Set problem — Within the records that follow, find every line containing the string "view". Copy those lines.

— Start of Data records —

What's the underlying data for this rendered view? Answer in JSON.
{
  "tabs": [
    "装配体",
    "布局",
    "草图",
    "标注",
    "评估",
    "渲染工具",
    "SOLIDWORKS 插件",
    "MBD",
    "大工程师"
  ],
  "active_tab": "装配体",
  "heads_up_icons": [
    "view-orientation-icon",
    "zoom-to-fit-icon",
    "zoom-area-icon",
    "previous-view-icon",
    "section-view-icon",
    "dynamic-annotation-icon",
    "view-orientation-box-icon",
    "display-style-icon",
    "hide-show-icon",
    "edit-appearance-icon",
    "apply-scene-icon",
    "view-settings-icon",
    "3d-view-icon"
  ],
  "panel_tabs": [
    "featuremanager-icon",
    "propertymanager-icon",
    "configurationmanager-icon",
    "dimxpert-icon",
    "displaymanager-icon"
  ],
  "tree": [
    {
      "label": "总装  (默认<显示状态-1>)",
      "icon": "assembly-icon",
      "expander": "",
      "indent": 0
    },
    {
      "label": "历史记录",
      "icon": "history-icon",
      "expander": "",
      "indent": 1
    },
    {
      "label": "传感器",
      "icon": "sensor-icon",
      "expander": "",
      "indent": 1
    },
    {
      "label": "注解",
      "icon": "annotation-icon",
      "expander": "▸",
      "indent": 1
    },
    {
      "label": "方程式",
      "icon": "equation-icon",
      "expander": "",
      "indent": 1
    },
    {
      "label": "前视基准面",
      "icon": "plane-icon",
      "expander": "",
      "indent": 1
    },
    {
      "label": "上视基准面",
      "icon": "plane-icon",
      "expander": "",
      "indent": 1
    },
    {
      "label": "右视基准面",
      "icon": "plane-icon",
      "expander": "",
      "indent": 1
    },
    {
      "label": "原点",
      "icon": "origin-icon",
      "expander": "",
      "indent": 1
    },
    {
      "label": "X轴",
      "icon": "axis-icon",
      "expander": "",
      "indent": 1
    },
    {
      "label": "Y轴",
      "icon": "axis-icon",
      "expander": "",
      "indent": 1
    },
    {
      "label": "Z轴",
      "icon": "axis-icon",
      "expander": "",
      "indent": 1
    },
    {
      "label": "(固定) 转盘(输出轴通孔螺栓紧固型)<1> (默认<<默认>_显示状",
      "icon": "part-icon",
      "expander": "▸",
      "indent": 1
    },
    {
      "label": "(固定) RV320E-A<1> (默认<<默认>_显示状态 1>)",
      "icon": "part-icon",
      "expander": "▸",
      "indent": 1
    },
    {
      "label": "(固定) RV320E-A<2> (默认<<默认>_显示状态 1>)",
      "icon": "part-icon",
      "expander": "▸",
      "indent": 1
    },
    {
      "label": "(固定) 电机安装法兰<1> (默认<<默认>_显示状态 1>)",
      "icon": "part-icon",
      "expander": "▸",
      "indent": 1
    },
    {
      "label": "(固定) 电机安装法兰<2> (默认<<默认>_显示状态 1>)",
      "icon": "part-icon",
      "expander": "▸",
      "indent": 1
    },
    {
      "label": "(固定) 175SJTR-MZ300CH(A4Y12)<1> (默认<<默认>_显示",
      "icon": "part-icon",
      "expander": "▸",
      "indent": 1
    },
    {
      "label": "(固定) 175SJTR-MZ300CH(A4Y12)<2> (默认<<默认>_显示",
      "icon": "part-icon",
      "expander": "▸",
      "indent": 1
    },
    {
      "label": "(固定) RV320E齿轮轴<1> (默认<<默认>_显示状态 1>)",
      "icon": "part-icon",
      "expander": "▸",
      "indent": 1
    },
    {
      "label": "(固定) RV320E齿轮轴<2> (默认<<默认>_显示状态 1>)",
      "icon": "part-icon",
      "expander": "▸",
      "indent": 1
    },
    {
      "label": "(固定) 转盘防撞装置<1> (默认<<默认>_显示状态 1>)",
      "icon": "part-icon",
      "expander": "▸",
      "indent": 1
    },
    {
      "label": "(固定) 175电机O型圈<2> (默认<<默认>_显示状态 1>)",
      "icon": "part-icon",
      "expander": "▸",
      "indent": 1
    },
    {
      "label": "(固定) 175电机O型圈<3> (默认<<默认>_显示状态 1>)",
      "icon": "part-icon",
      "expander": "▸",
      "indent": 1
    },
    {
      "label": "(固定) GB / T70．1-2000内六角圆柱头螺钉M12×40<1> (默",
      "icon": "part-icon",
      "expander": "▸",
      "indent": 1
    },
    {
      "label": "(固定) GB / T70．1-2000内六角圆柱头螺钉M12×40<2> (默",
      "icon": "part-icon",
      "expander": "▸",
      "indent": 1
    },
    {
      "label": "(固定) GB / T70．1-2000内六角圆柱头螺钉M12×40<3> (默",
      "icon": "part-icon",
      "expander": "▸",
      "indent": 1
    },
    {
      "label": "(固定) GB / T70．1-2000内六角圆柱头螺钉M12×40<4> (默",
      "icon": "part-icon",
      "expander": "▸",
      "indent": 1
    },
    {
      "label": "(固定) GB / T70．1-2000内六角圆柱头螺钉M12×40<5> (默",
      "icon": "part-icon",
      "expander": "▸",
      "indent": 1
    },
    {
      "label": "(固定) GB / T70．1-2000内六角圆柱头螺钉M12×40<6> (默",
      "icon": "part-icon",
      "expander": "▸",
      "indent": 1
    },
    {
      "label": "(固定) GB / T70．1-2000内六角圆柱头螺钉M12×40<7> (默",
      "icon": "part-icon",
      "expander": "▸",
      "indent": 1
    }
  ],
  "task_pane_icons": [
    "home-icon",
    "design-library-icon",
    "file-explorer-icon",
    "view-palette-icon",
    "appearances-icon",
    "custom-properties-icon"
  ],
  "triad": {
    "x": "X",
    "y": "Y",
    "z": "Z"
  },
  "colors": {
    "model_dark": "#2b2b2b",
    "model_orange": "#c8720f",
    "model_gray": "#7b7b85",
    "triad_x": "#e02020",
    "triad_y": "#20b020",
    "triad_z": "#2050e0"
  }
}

— End of Data records —

Result of this exercise —
What's the underlying data for this rendered view? Answer in JSON.
    "view-orientation-icon",
    "previous-view-icon",
    "section-view-icon",
    "view-orientation-box-icon",
    "view-settings-icon",
    "3d-view-icon"
    "view-palette-icon",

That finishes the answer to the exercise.